Short exercise: Copy all lines holding the word "right" from the entries.
--- begin Dataset entries ---
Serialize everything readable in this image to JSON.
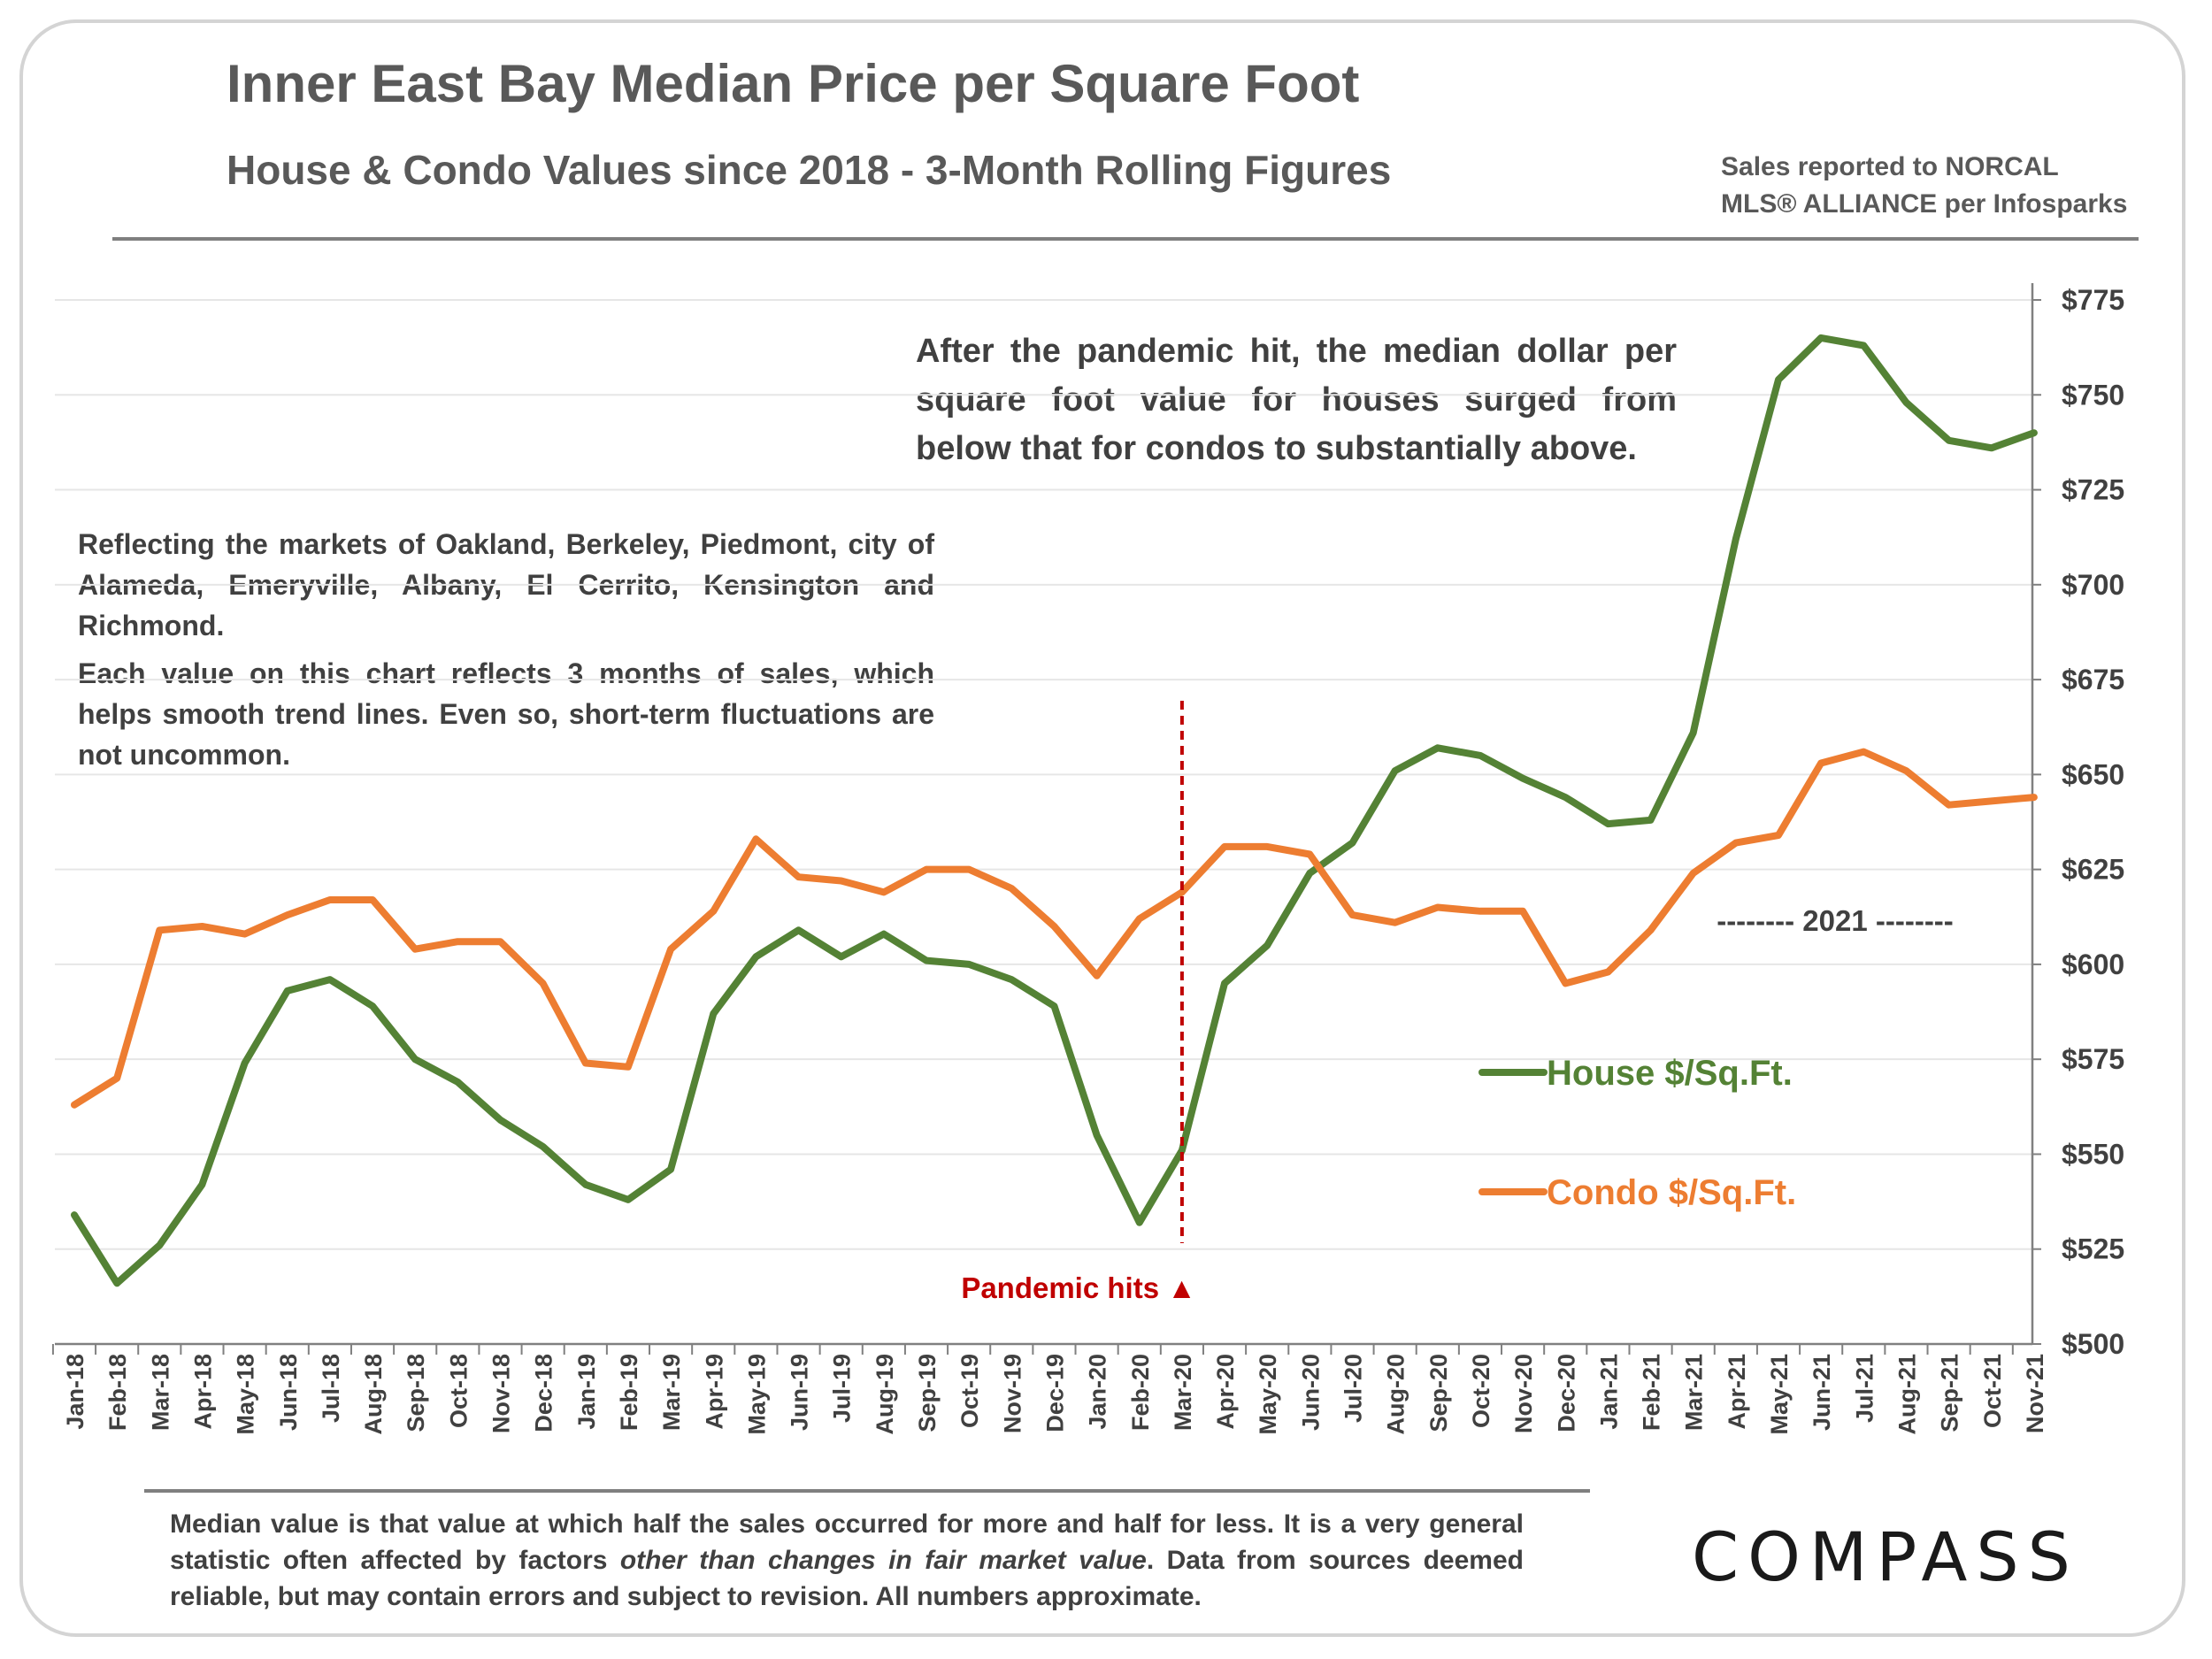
{
  "header": {
    "title": "Inner East Bay Median Price per Square Foot",
    "subtitle": "House & Condo Values since 2018 - 3-Month Rolling Figures",
    "source_line1": "Sales reported to NORCAL",
    "source_line2": "MLS® ALLIANCE per Infosparks"
  },
  "annotations": {
    "pandemic_summary": "After the pandemic hit, the median dollar per square foot value for houses surged from below that for condos to substantially above.",
    "markets": "Reflecting the markets of Oakland, Berkeley, Piedmont, city of Alameda, Emeryville, Albany, El Cerrito, Kensington and Richmond.",
    "smoothing": "Each value on this chart reflects 3 months of sales, which helps smooth trend lines. Even so, short-term fluctuations are not uncommon.",
    "pandemic_marker": "Pandemic hits ▲",
    "year_bracket": "-------- 2021 --------"
  },
  "footer": {
    "note_part1": "Median value is that value at which half the sales occurred for more and half for less. It is a very general statistic often affected by factors ",
    "note_italic": "other than changes in fair market value",
    "note_part2": ". Data from sources deemed reliable, but may contain errors and subject to revision. All numbers approximate.",
    "logo": "COMPASS"
  },
  "colors": {
    "house": "#548235",
    "condo": "#ed7d31",
    "pandemic": "#c00000",
    "grid": "#e6e6e6",
    "axis": "#808080"
  },
  "chart_data": {
    "type": "line",
    "categories": [
      "Jan-18",
      "Feb-18",
      "Mar-18",
      "Apr-18",
      "May-18",
      "Jun-18",
      "Jul-18",
      "Aug-18",
      "Sep-18",
      "Oct-18",
      "Nov-18",
      "Dec-18",
      "Jan-19",
      "Feb-19",
      "Mar-19",
      "Apr-19",
      "May-19",
      "Jun-19",
      "Jul-19",
      "Aug-19",
      "Sep-19",
      "Oct-19",
      "Nov-19",
      "Dec-19",
      "Jan-20",
      "Feb-20",
      "Mar-20",
      "Apr-20",
      "May-20",
      "Jun-20",
      "Jul-20",
      "Aug-20",
      "Sep-20",
      "Oct-20",
      "Nov-20",
      "Dec-20",
      "Jan-21",
      "Feb-21",
      "Mar-21",
      "Apr-21",
      "May-21",
      "Jun-21",
      "Jul-21",
      "Aug-21",
      "Sep-21",
      "Oct-21",
      "Nov-21"
    ],
    "series": [
      {
        "name": "House $/Sq.Ft.",
        "values": [
          534,
          516,
          526,
          542,
          574,
          593,
          596,
          589,
          575,
          569,
          559,
          552,
          542,
          538,
          546,
          587,
          602,
          609,
          602,
          608,
          601,
          600,
          596,
          589,
          555,
          532,
          551,
          595,
          605,
          624,
          632,
          651,
          657,
          655,
          649,
          644,
          637,
          638,
          661,
          712,
          754,
          765,
          763,
          748,
          738,
          736,
          740
        ]
      },
      {
        "name": "Condo $/Sq.Ft.",
        "values": [
          563,
          570,
          609,
          610,
          608,
          613,
          617,
          617,
          604,
          606,
          606,
          595,
          574,
          573,
          604,
          614,
          633,
          623,
          622,
          619,
          625,
          625,
          620,
          610,
          597,
          612,
          619,
          631,
          631,
          629,
          613,
          611,
          615,
          614,
          614,
          595,
          598,
          609,
          624,
          632,
          634,
          653,
          656,
          651,
          642,
          643,
          644
        ]
      }
    ],
    "y_axis": {
      "min": 500,
      "max": 775,
      "step": 25,
      "position": "right",
      "prefix": "$"
    },
    "pandemic_marker_category": "Mar-20",
    "grid": true,
    "legend_position": "right"
  }
}
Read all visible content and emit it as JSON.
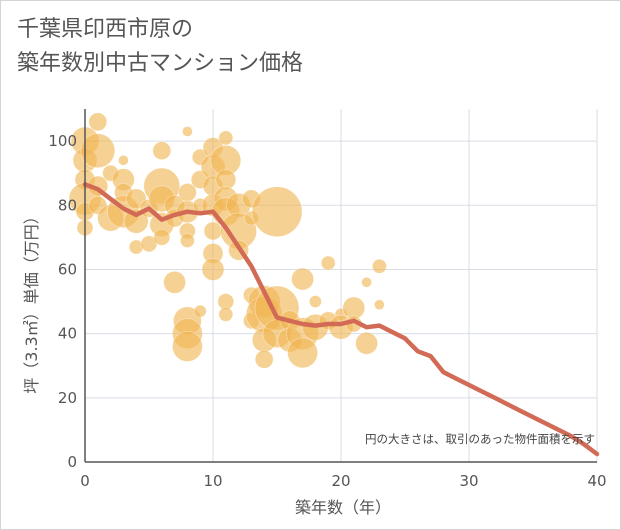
{
  "chart_data": {
    "type": "scatter",
    "title_line1": "千葉県印西市原の",
    "title_line2": "築年数別中古マンション価格",
    "xlabel": "築年数（年）",
    "ylabel": "坪（3.3㎡）単価（万円）",
    "note": "円の大きさは、取引のあった物件面積を示す",
    "xlim": [
      0,
      40
    ],
    "ylim": [
      0,
      110
    ],
    "xticks": [
      "0",
      "10",
      "20",
      "30",
      "40"
    ],
    "yticks": [
      "0",
      "20",
      "40",
      "60",
      "80",
      "100"
    ],
    "grid": true,
    "colors": {
      "bubble": "#f0b452",
      "line": "#d26b55",
      "grid": "#d8dde6",
      "axis": "#555555"
    },
    "bubbles": [
      {
        "x": 0,
        "y": 100,
        "s": 14
      },
      {
        "x": 0,
        "y": 94,
        "s": 12
      },
      {
        "x": 0,
        "y": 88,
        "s": 10
      },
      {
        "x": 0,
        "y": 82,
        "s": 16
      },
      {
        "x": 0,
        "y": 78,
        "s": 9
      },
      {
        "x": 0,
        "y": 73,
        "s": 8
      },
      {
        "x": 1,
        "y": 106,
        "s": 9
      },
      {
        "x": 1,
        "y": 97,
        "s": 17
      },
      {
        "x": 1,
        "y": 86,
        "s": 10
      },
      {
        "x": 1,
        "y": 80,
        "s": 9
      },
      {
        "x": 2,
        "y": 90,
        "s": 8
      },
      {
        "x": 2,
        "y": 76,
        "s": 13
      },
      {
        "x": 3,
        "y": 88,
        "s": 11
      },
      {
        "x": 3,
        "y": 84,
        "s": 9
      },
      {
        "x": 3,
        "y": 78,
        "s": 16
      },
      {
        "x": 3,
        "y": 94,
        "s": 5
      },
      {
        "x": 4,
        "y": 82,
        "s": 10
      },
      {
        "x": 4,
        "y": 75,
        "s": 12
      },
      {
        "x": 4,
        "y": 67,
        "s": 7
      },
      {
        "x": 5,
        "y": 79,
        "s": 9
      },
      {
        "x": 5,
        "y": 68,
        "s": 8
      },
      {
        "x": 6,
        "y": 97,
        "s": 9
      },
      {
        "x": 6,
        "y": 86,
        "s": 18
      },
      {
        "x": 6,
        "y": 82,
        "s": 13
      },
      {
        "x": 6,
        "y": 74,
        "s": 12
      },
      {
        "x": 6,
        "y": 70,
        "s": 8
      },
      {
        "x": 7,
        "y": 80,
        "s": 10
      },
      {
        "x": 7,
        "y": 76,
        "s": 9
      },
      {
        "x": 7,
        "y": 56,
        "s": 11
      },
      {
        "x": 8,
        "y": 103,
        "s": 5
      },
      {
        "x": 8,
        "y": 84,
        "s": 9
      },
      {
        "x": 8,
        "y": 78,
        "s": 11
      },
      {
        "x": 8,
        "y": 72,
        "s": 8
      },
      {
        "x": 8,
        "y": 69,
        "s": 7
      },
      {
        "x": 8,
        "y": 44,
        "s": 14
      },
      {
        "x": 8,
        "y": 40,
        "s": 15
      },
      {
        "x": 8,
        "y": 36,
        "s": 15
      },
      {
        "x": 9,
        "y": 95,
        "s": 8
      },
      {
        "x": 9,
        "y": 88,
        "s": 9
      },
      {
        "x": 9,
        "y": 80,
        "s": 7
      },
      {
        "x": 9,
        "y": 47,
        "s": 6
      },
      {
        "x": 10,
        "y": 98,
        "s": 10
      },
      {
        "x": 10,
        "y": 92,
        "s": 12
      },
      {
        "x": 10,
        "y": 86,
        "s": 10
      },
      {
        "x": 10,
        "y": 80,
        "s": 11
      },
      {
        "x": 10,
        "y": 72,
        "s": 9
      },
      {
        "x": 10,
        "y": 65,
        "s": 10
      },
      {
        "x": 10,
        "y": 60,
        "s": 11
      },
      {
        "x": 11,
        "y": 101,
        "s": 7
      },
      {
        "x": 11,
        "y": 94,
        "s": 15
      },
      {
        "x": 11,
        "y": 88,
        "s": 10
      },
      {
        "x": 11,
        "y": 82,
        "s": 12
      },
      {
        "x": 11,
        "y": 78,
        "s": 14
      },
      {
        "x": 11,
        "y": 50,
        "s": 8
      },
      {
        "x": 11,
        "y": 46,
        "s": 7
      },
      {
        "x": 12,
        "y": 80,
        "s": 12
      },
      {
        "x": 12,
        "y": 72,
        "s": 18
      },
      {
        "x": 12,
        "y": 66,
        "s": 10
      },
      {
        "x": 13,
        "y": 82,
        "s": 9
      },
      {
        "x": 13,
        "y": 76,
        "s": 7
      },
      {
        "x": 13,
        "y": 52,
        "s": 8
      },
      {
        "x": 13,
        "y": 44,
        "s": 8
      },
      {
        "x": 14,
        "y": 50,
        "s": 16
      },
      {
        "x": 14,
        "y": 46,
        "s": 18
      },
      {
        "x": 14,
        "y": 38,
        "s": 12
      },
      {
        "x": 14,
        "y": 32,
        "s": 9
      },
      {
        "x": 15,
        "y": 78,
        "s": 25
      },
      {
        "x": 15,
        "y": 48,
        "s": 22
      },
      {
        "x": 15,
        "y": 40,
        "s": 14
      },
      {
        "x": 16,
        "y": 44,
        "s": 10
      },
      {
        "x": 16,
        "y": 38,
        "s": 12
      },
      {
        "x": 17,
        "y": 57,
        "s": 11
      },
      {
        "x": 17,
        "y": 40,
        "s": 16
      },
      {
        "x": 17,
        "y": 34,
        "s": 15
      },
      {
        "x": 18,
        "y": 50,
        "s": 6
      },
      {
        "x": 18,
        "y": 42,
        "s": 13
      },
      {
        "x": 19,
        "y": 62,
        "s": 7
      },
      {
        "x": 19,
        "y": 44,
        "s": 9
      },
      {
        "x": 20,
        "y": 46,
        "s": 6
      },
      {
        "x": 20,
        "y": 42,
        "s": 12
      },
      {
        "x": 21,
        "y": 48,
        "s": 11
      },
      {
        "x": 21,
        "y": 43,
        "s": 8
      },
      {
        "x": 22,
        "y": 56,
        "s": 5
      },
      {
        "x": 22,
        "y": 37,
        "s": 11
      },
      {
        "x": 23,
        "y": 61,
        "s": 7
      },
      {
        "x": 23,
        "y": 49,
        "s": 5
      }
    ],
    "series": [
      {
        "x": [
          0,
          1,
          2,
          3,
          4,
          5,
          6,
          7,
          8,
          9,
          10,
          11,
          12,
          13,
          14,
          15,
          16,
          17,
          18,
          19,
          20,
          21,
          22,
          23,
          24,
          25,
          26,
          27,
          28,
          29,
          30,
          31,
          32,
          33,
          34,
          35,
          36,
          37,
          38,
          39,
          40
        ],
        "y": [
          86.5,
          85,
          82,
          79,
          77,
          79,
          75.5,
          77,
          78,
          77.5,
          78,
          73,
          67,
          61,
          53,
          45,
          44,
          43,
          42.5,
          43,
          43,
          44,
          42,
          42.5,
          40.5,
          38.5,
          34.5,
          33,
          28,
          26,
          24,
          22,
          20,
          18,
          16,
          14,
          12,
          10,
          8,
          5.5,
          2.5
        ]
      }
    ]
  }
}
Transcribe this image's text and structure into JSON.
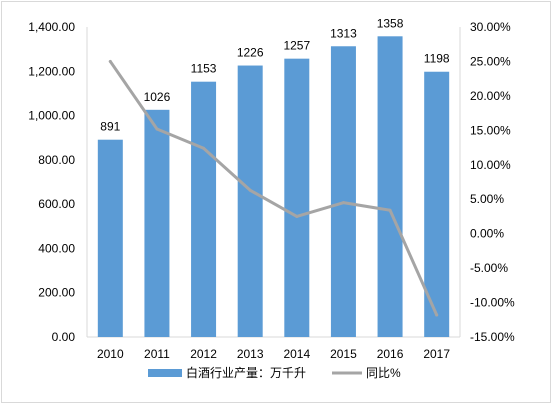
--- end Dataset entries ---
Result for this task:
      "position": "right",
    "legend_position": "right"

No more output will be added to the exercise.